TASK DIRECTIONS: All of the material below is to be restated word for word, apart from the pictures.

GIVEN DATA:
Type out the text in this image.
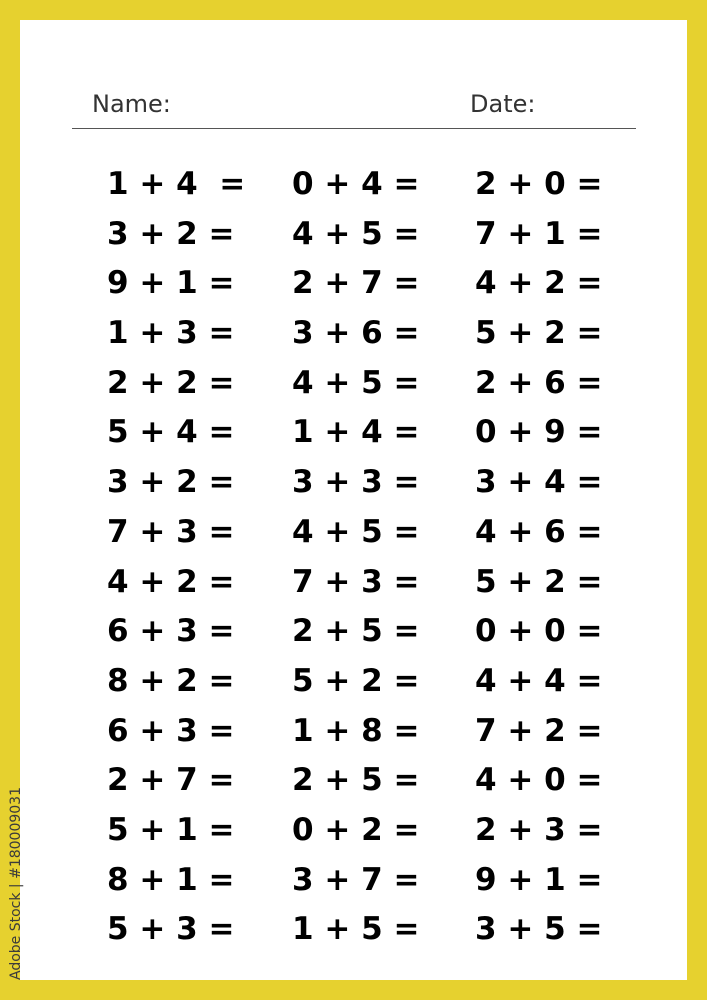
Name:	Date:
1 + 4  =
3 + 2 =
9 + 1 =
1 + 3 =
2 + 2 =
5 + 4 =
3 + 2 =
7 + 3 =
4 + 2 =
6 + 3 =
8 + 2 =
6 + 3 =
2 + 7 =
5 + 1 =
8 + 1 =
5 + 3 =
0 + 4 =
4 + 5 =
2 + 7 =
3 + 6 =
4 + 5 =
1 + 4 =
3 + 3 =
4 + 5 =
7 + 3 =
2 + 5 =
5 + 2 =
1 + 8 =
2 + 5 =
0 + 2 =
3 + 7 =
1 + 5 =
2 + 0 =
7 + 1 =
4 + 2 =
5 + 2 =
2 + 6 =
0 + 9 =
3 + 4 =
4 + 6 =
5 + 2 =
0 + 0 =
4 + 4 =
7 + 2 =
4 + 0 =
2 + 3 =
9 + 1 =
3 + 5 =
Adobe Stock | #180009031
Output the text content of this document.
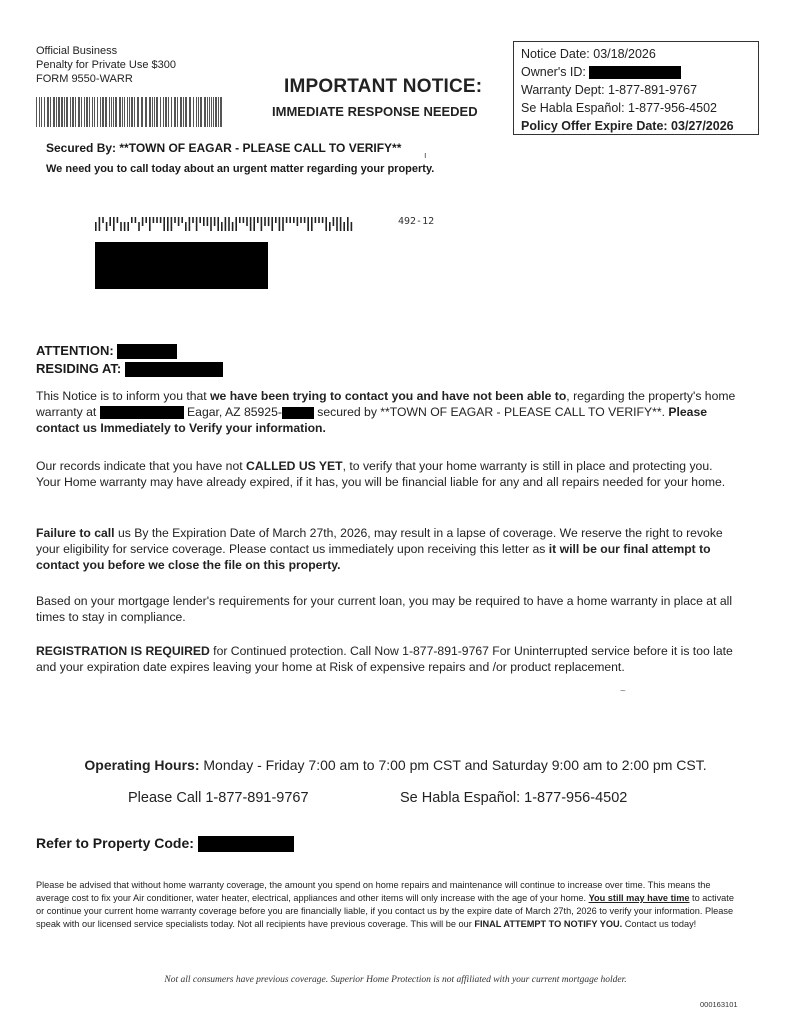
Official Business
Penalty for Private Use $300
FORM 9550-WARR	IMPORTANT NOTICE:
IMMEDIATE RESPONSE NEEDED
Notice Date: 03/18/2026
Owner's ID:
Warranty Dept: 1-877-891-9767
Se Habla Español: 1-877-956-4502
Policy Offer Expire Date: 03/27/2026
Secured By: **TOWN OF EAGAR - PLEASE CALL TO VERIFY**	ı
We need you to call today about an urgent matter regarding your property.
492-12
ATTENTION:
RESIDING AT:
This Notice is to inform you that we have been trying to contact you and have not been able to, regarding the property's home warranty at	Eagar, AZ 85925-	secured by **TOWN OF EAGAR - PLEASE CALL TO VERIFY**. Please contact us Immediately to Verify your information.
Our records indicate that you have not CALLED US YET, to verify that your home warranty is still in place and protecting you. Your Home warranty may have already expired, if it has, you will be financial liable for any and all repairs needed for your home.
Failure to call us By the Expiration Date of March 27th, 2026, may result in a lapse of coverage. We reserve the right to revoke your eligibility for service coverage. Please contact us immediately upon receiving this letter as it will be our final attempt to contact you before we close the file on this property.
Based on your mortgage lender's requirements for your current loan, you may be required to have a home warranty in place at all times to stay in compliance.
REGISTRATION IS REQUIRED for Continued protection. Call Now 1-877-891-9767 For Uninterrupted service before it is too late and your expiration date expires leaving your home at Risk of expensive repairs and /or product replacement.
~
Operating Hours: Monday - Friday 7:00 am to 7:00 pm CST and Saturday 9:00 am to 2:00 pm CST.
Please Call 1-877-891-9767	Se Habla Español: 1-877-956-4502
Refer to Property Code:
Please be advised that without home warranty coverage, the amount you spend on home repairs and maintenance will continue to increase over time. This means the average cost to fix your Air conditioner, water heater, electrical, appliances and other items will only increase with the age of your home. You still may have time to activate or continue your current home warranty coverage before you are financially liable, if you contact us by the expire date of March 27th, 2026 to verify your information. Please speak with our licensed service specialists today. Not all recipients have previous coverage. This will be our FINAL ATTEMPT TO NOTIFY YOU. Contact us today!
Not all consumers have previous coverage. Superior Home Protection is not affiliated with your current mortgage holder.
000163101
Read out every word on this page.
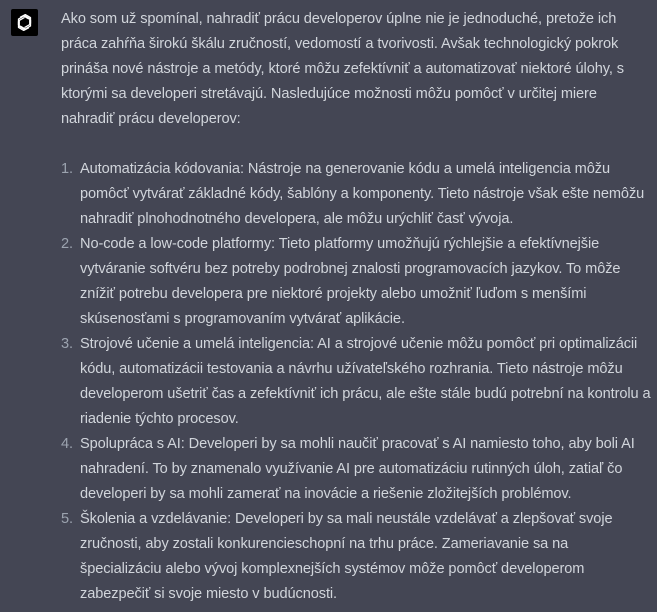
Ako som už spomínal, nahradiť prácu developerov úplne nie je jednoduché, pretože ich práca zahŕňa širokú škálu zručností, vedomostí a tvorivosti. Avšak technologický pokrok prináša nové nástroje a metódy, ktoré môžu zefektívniť a automatizovať niektoré úlohy, s ktorými sa developeri stretávajú. Nasledujúce možnosti môžu pomôcť v určitej miere nahradiť prácu developerov:

1. Automatizácia kódovania: Nástroje na generovanie kódu a umelá inteligencia môžu pomôcť vytvárať základné kódy, šablóny a komponenty. Tieto nástroje však ešte nemôžu nahradiť plnohodnotného developera, ale môžu urýchliť časť vývoja.
2. No-code a low-code platformy: Tieto platformy umožňujú rýchlejšie a efektívnejšie vytváranie softvéru bez potreby podrobnej znalosti programovacích jazykov. To môže znížiť potrebu developera pre niektoré projekty alebo umožniť ľuďom s menšími skúsenosťami s programovaním vytvárať aplikácie.
3. Strojové učenie a umelá inteligencia: AI a strojové učenie môžu pomôcť pri optimalizácii kódu, automatizácii testovania a návrhu užívateľského rozhrania. Tieto nástroje môžu developerom ušetriť čas a zefektívniť ich prácu, ale ešte stále budú potrební na kontrolu a riadenie týchto procesov.
4. Spolupráca s AI: Developeri by sa mohli naučiť pracovať s AI namiesto toho, aby boli AI nahradení. To by znamenalo využívanie AI pre automatizáciu rutinných úloh, zatiaľ čo developeri by sa mohli zamerať na inovácie a riešenie zložitejších problémov.
5. Školenia a vzdelávanie: Developeri by sa mali neustále vzdelávať a zlepšovať svoje zručnosti, aby zostali konkurencieschopní na trhu práce. Zameriavanie sa na špecializáciu alebo vývoj komplexnejších systémov môže pomôcť developerom zabezpečiť si svoje miesto v budúcnosti.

REPLY:
Type out the text in this image.
Name:	Date:
1 + 4  =
3 + 2 =
9 + 1 =
1 + 3 =
2 + 2 =
5 + 4 =
3 + 2 =
7 + 3 =
4 + 2 =
6 + 3 =
8 + 2 =
6 + 3 =
2 + 7 =
5 + 1 =
8 + 1 =
5 + 3 =
0 + 4 =
4 + 5 =
2 + 7 =
3 + 6 =
4 + 5 =
1 + 4 =
3 + 3 =
4 + 5 =
7 + 3 =
2 + 5 =
5 + 2 =
1 + 8 =
2 + 5 =
0 + 2 =
3 + 7 =
1 + 5 =
2 + 0 =
7 + 1 =
4 + 2 =
5 + 2 =
2 + 6 =
0 + 9 =
3 + 4 =
4 + 6 =
5 + 2 =
0 + 0 =
4 + 4 =
7 + 2 =
4 + 0 =
2 + 3 =
9 + 1 =
3 + 5 =
Adobe Stock | #180009031
Output the text content of this document.
Official Business
Penalty for Private Use $300
FORM 9550-WARR	IMPORTANT NOTICE:
IMMEDIATE RESPONSE NEEDED
Notice Date: 03/18/2026
Owner's ID:
Warranty Dept: 1-877-891-9767
Se Habla Español: 1-877-956-4502
Policy Offer Expire Date: 03/27/2026
Secured By: **TOWN OF EAGAR - PLEASE CALL TO VERIFY**	ı
We need you to call today about an urgent matter regarding your property.
492-12
ATTENTION:
RESIDING AT:
This Notice is to inform you that we have been trying to contact you and have not been able to, regarding the property's home warranty at	Eagar, AZ 85925-	secured by **TOWN OF EAGAR - PLEASE CALL TO VERIFY**. Please contact us Immediately to Verify your information.
Our records indicate that you have not CALLED US YET, to verify that your home warranty is still in place and protecting you. Your Home warranty may have already expired, if it has, you will be financial liable for any and all repairs needed for your home.
Failure to call us By the Expiration Date of March 27th, 2026, may result in a lapse of coverage. We reserve the right to revoke your eligibility for service coverage. Please contact us immediately upon receiving this letter as it will be our final attempt to contact you before we close the file on this property.
Based on your mortgage lender's requirements for your current loan, you may be required to have a home warranty in place at all times to stay in compliance.
REGISTRATION IS REQUIRED for Continued protection. Call Now 1-877-891-9767 For Uninterrupted service before it is too late and your expiration date expires leaving your home at Risk of expensive repairs and /or product replacement.
~
Operating Hours: Monday - Friday 7:00 am to 7:00 pm CST and Saturday 9:00 am to 2:00 pm CST.
Please Call 1-877-891-9767	Se Habla Español: 1-877-956-4502
Refer to Property Code:
Please be advised that without home warranty coverage, the amount you spend on home repairs and maintenance will continue to increase over time. This means the average cost to fix your Air conditioner, water heater, electrical, appliances and other items will only increase with the age of your home. You still may have time to activate or continue your current home warranty coverage before you are financially liable, if you contact us by the expire date of March 27th, 2026 to verify your information. Please speak with our licensed service specialists today. Not all recipients have previous coverage. This will be our FINAL ATTEMPT TO NOTIFY YOU. Contact us today!
Not all consumers have previous coverage. Superior Home Protection is not affiliated with your current mortgage holder.
000163101
Read out every word on this page.
Ako som už spomínal, nahradiť prácu developerov úplne nie je jednoduché, pretože ich práca zahŕňa širokú škálu zručností, vedomostí a tvorivosti. Avšak technologický pokrok prináša nové nástroje a metódy, ktoré môžu zefektívniť a automatizovať niektoré úlohy, s ktorými sa developeri stretávajú. Nasledujúce možnosti môžu pomôcť v určitej miere nahradiť prácu developerov:

1. Automatizácia kódovania: Nástroje na generovanie kódu a umelá inteligencia môžu pomôcť vytvárať základné kódy, šablóny a komponenty. Tieto nástroje však ešte nemôžu nahradiť plnohodnotného developera, ale môžu urýchliť časť vývoja.
2. No-code a low-code platformy: Tieto platformy umožňujú rýchlejšie a efektívnejšie vytváranie softvéru bez potreby podrobnej znalosti programovacích jazykov. To môže znížiť potrebu developera pre niektoré projekty alebo umožniť ľuďom s menšími skúsenosťami s programovaním vytvárať aplikácie.
3. Strojové učenie a umelá inteligencia: AI a strojové učenie môžu pomôcť pri optimalizácii kódu, automatizácii testovania a návrhu užívateľského rozhrania. Tieto nástroje môžu developerom ušetriť čas a zefektívniť ich prácu, ale ešte stále budú potrební na kontrolu a riadenie týchto procesov.
4. Spolupráca s AI: Developeri by sa mohli naučiť pracovať s AI namiesto toho, aby boli AI nahradení. To by znamenalo využívanie AI pre automatizáciu rutinných úloh, zatiaľ čo developeri by sa mohli zamerať na inovácie a riešenie zložitejších problémov.
5. Školenia a vzdelávanie: Developeri by sa mali neustále vzdelávať a zlepšovať svoje zručnosti, aby zostali konkurencieschopní na trhu práce. Zameriavanie sa na špecializáciu alebo vývoj komplexnejších systémov môže pomôcť developerom zabezpečiť si svoje miesto v budúcnosti.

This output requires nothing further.